Set exercise:
Find each line containing the string "type" and return it.

Excerpts from a figure dataset
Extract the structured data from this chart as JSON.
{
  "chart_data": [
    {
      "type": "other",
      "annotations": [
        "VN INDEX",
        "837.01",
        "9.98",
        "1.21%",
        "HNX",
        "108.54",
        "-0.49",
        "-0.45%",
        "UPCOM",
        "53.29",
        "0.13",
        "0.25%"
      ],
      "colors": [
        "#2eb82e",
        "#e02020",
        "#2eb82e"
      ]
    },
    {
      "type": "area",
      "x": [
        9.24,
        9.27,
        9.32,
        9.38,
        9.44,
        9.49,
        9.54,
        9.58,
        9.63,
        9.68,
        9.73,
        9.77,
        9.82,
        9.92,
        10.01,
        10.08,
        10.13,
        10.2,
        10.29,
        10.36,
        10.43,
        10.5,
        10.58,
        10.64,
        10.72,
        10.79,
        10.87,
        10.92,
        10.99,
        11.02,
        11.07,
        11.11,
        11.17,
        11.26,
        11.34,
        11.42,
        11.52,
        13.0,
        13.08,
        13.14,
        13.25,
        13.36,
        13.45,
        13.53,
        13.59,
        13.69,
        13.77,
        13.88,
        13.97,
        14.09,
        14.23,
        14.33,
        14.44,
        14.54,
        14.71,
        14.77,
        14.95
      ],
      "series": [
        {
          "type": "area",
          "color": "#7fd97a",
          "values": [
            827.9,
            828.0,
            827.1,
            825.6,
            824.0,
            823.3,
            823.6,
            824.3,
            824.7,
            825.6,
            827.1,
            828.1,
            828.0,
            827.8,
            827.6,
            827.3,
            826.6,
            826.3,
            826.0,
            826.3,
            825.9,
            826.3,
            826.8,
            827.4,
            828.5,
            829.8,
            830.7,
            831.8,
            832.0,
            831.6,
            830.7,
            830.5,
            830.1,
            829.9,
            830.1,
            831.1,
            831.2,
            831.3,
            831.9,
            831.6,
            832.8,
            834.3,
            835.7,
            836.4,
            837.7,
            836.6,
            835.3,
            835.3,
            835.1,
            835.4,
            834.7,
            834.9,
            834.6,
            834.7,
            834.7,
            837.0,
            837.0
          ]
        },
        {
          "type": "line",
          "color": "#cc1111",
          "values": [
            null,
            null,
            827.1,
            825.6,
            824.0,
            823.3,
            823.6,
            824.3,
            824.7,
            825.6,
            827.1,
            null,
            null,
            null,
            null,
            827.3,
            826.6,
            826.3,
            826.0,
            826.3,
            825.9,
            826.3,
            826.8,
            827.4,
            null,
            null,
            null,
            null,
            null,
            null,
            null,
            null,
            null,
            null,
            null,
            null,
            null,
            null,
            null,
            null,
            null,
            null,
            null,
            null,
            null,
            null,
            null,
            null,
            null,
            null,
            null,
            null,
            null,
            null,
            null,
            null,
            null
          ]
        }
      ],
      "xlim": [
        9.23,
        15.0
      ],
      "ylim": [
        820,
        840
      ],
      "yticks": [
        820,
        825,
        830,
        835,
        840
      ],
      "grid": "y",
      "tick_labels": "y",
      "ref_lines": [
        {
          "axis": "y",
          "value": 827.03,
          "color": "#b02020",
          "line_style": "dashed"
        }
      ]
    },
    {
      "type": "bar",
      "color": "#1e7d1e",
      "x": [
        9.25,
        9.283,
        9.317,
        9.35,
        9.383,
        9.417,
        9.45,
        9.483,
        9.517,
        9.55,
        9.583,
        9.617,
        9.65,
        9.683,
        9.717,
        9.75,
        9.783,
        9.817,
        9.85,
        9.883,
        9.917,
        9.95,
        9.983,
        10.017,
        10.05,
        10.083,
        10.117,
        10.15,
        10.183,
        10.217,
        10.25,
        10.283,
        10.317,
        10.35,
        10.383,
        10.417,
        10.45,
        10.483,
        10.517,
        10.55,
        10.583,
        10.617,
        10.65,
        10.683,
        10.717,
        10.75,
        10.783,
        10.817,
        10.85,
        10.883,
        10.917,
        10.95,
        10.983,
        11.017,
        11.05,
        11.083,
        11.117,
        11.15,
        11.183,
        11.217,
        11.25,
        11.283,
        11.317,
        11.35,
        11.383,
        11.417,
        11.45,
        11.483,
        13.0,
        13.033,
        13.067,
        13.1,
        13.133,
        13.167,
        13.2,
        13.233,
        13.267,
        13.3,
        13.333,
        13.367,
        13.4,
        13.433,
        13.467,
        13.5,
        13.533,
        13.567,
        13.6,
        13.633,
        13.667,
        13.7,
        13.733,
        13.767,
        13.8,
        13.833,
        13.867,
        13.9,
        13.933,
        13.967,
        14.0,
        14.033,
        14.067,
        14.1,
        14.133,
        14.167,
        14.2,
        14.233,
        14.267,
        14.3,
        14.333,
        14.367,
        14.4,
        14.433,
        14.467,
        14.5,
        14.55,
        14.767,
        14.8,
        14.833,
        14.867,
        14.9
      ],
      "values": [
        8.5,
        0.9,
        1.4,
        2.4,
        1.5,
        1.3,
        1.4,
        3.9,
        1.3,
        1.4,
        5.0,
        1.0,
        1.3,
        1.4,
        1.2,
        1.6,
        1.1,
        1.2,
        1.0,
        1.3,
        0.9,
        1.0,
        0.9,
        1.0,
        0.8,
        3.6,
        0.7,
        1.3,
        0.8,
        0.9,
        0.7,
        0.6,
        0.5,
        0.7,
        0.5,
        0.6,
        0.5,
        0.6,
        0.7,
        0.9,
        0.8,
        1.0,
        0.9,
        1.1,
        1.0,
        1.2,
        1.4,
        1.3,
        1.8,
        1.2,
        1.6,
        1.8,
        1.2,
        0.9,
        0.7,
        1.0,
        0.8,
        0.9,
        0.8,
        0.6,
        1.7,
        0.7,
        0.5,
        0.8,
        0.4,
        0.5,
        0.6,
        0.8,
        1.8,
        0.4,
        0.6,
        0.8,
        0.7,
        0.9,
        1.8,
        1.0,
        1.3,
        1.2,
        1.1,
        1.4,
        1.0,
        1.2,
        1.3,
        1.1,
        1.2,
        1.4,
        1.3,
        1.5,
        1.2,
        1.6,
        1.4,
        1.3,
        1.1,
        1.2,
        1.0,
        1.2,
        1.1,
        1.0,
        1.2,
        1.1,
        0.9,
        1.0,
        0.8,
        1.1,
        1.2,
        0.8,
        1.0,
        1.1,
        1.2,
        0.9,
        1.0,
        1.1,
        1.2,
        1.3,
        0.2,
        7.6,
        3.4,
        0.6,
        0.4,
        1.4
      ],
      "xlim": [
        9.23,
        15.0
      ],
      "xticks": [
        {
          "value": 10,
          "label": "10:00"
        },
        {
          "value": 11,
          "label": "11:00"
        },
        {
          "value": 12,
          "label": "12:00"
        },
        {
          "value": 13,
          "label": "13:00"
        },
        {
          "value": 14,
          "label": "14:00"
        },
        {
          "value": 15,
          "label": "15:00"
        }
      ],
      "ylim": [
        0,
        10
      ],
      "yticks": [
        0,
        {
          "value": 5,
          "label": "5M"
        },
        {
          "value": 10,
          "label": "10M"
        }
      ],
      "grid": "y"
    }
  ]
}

Complete answer:
      "type": "other",
      "type": "area",
          "type": "area",
          "type": "line",
      "type": "bar",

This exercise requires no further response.